** Data to process **
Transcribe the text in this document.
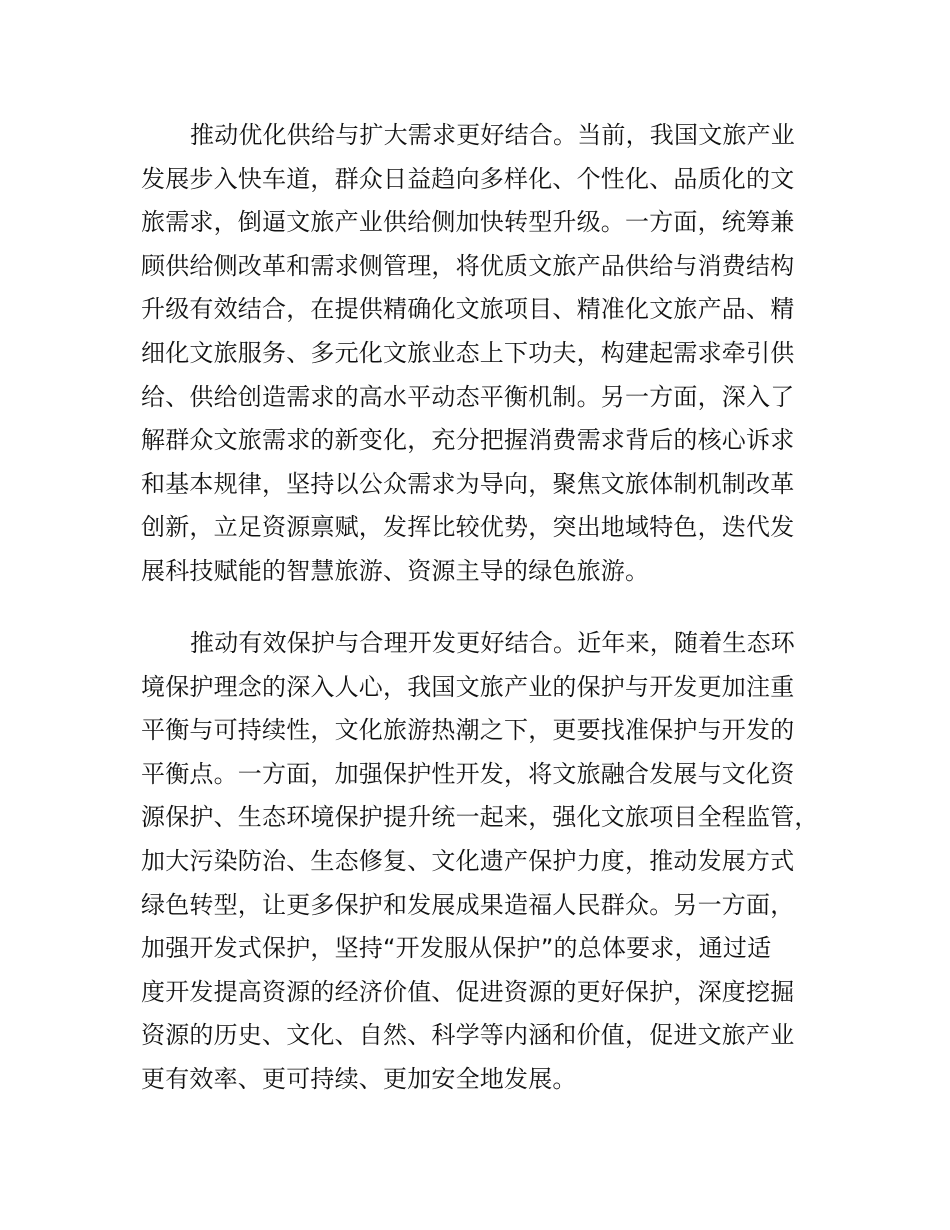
推动优化供给与扩大需求更好结合。当前，我国文旅产业
发展步入快车道，群众日益趋向多样化、个性化、品质化的文
旅需求，倒逼文旅产业供给侧加快转型升级。一方面，统筹兼
顾供给侧改革和需求侧管理，将优质文旅产品供给与消费结构
升级有效结合，在提供精确化文旅项目、精准化文旅产品、精
细化文旅服务、多元化文旅业态上下功夫，构建起需求牵引供
给、供给创造需求的高水平动态平衡机制。另一方面，深入了
解群众文旅需求的新变化，充分把握消费需求背后的核心诉求
和基本规律，坚持以公众需求为导向，聚焦文旅体制机制改革
创新，立足资源禀赋，发挥比较优势，突出地域特色，迭代发
展科技赋能的智慧旅游、资源主导的绿色旅游。
推动有效保护与合理开发更好结合。近年来，随着生态环
境保护理念的深入人心，我国文旅产业的保护与开发更加注重
平衡与可持续性，文化旅游热潮之下，更要找准保护与开发的
平衡点。一方面，加强保护性开发，将文旅融合发展与文化资
源保护、生态环境保护提升统一起来，强化文旅项目全程监管，
加大污染防治、生态修复、文化遗产保护力度，推动发展方式
绿色转型，让更多保护和发展成果造福人民群众。另一方面，
加强开发式保护，坚持“开发服从保护”的总体要求，通过适
度开发提高资源的经济价值、促进资源的更好保护，深度挖掘
资源的历史、文化、自然、科学等内涵和价值，促进文旅产业
更有效率、更可持续、更加安全地发展。
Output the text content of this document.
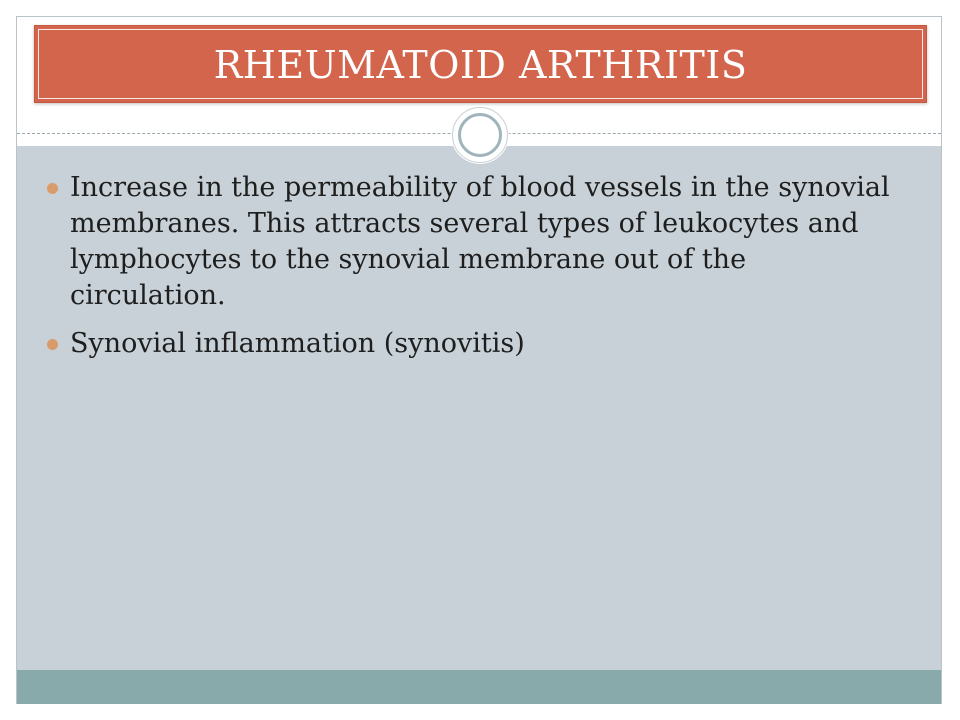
RHEUMATOID ARTHRITIS
Increase in the permeability of blood vessels in the synovial membranes. This attracts several types of leukocytes and lymphocytes to the synovial membrane out of the circulation.
Synovial inflammation (synovitis)
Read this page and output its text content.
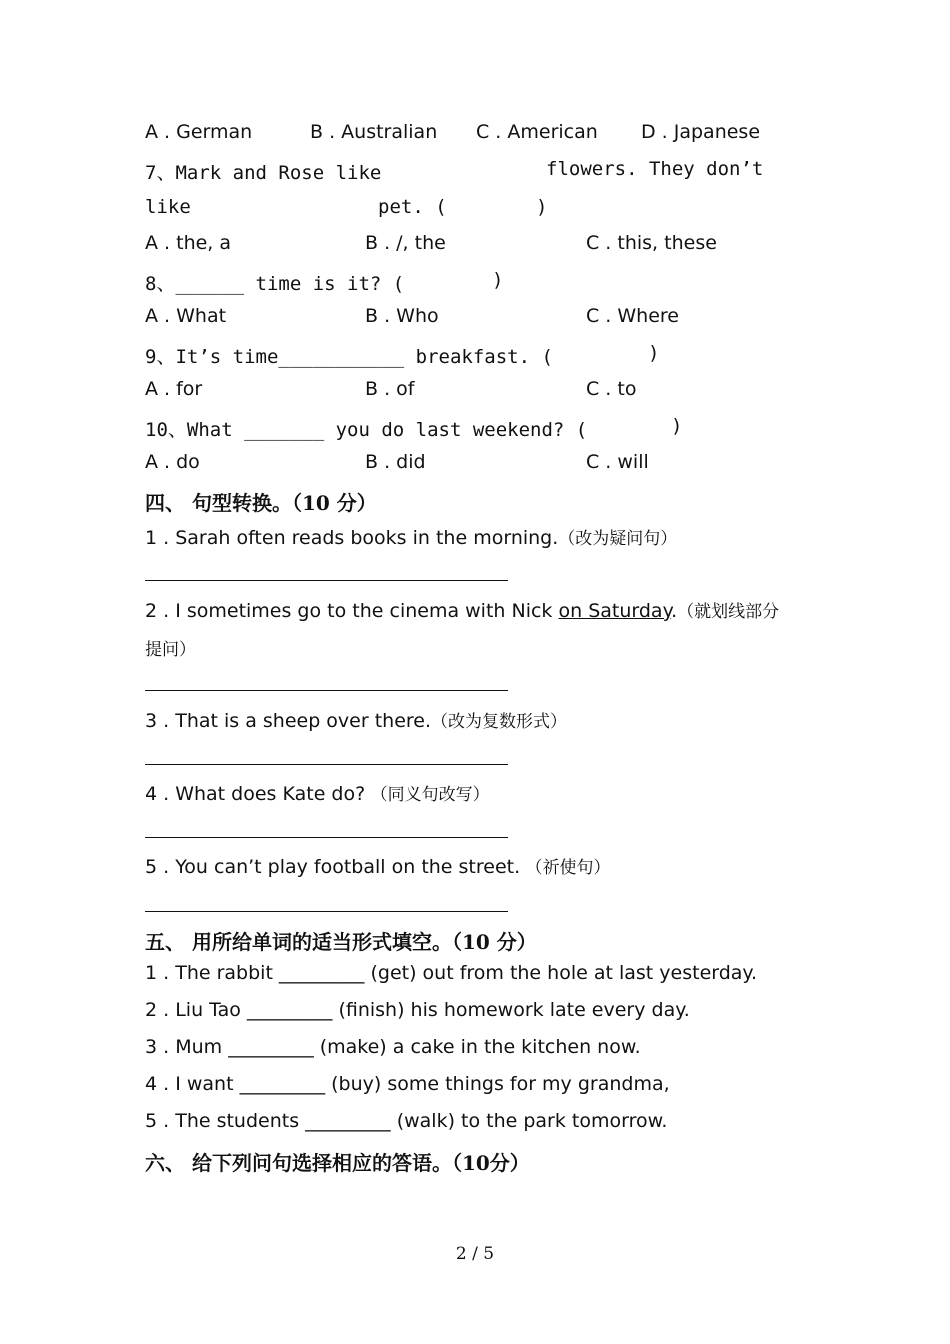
A . German	B . Australian C . American D . Japanese
7、Mark and Rose like	flowers. They don’t
like	pet. (	)
A . the, a	B . /, the	C . this, these
8、______ time is it? (	)
A . What	B . Who	C . Where
9、It’s time___________ breakfast. (	)
A . for	B . of	C . to
10、What _______ you do last weekend? (	)
A . do	B . did	C . will
四、 句型转换。（10 分）
1 . Sarah often reads books in the morning.（改为疑问句）
2 . I sometimes go to the cinema with Nick on Saturday.（就划线部分
提问）
3 . That is a sheep over there.（改为复数形式）
4 . What does Kate do? （同义句改写）
5 . You can’t play football on the street. （祈使句）
五、 用所给单词的适当形式填空。（10 分）
1 . The rabbit _________ (get) out from the hole at last yesterday.
2 . Liu Tao _________ (finish) his homework late every day.
3 . Mum _________ (make) a cake in the kitchen now.
4 . I want _________ (buy) some things for my grandma,
5 . The students _________ (walk) to the park tomorrow.
六、 给下列问句选择相应的答语。（10分）
2 / 5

** To be done **
Pick out and copy every line that contains the word "document".

** Task output **
Transcribe the text in this document.
Output the text content of this document.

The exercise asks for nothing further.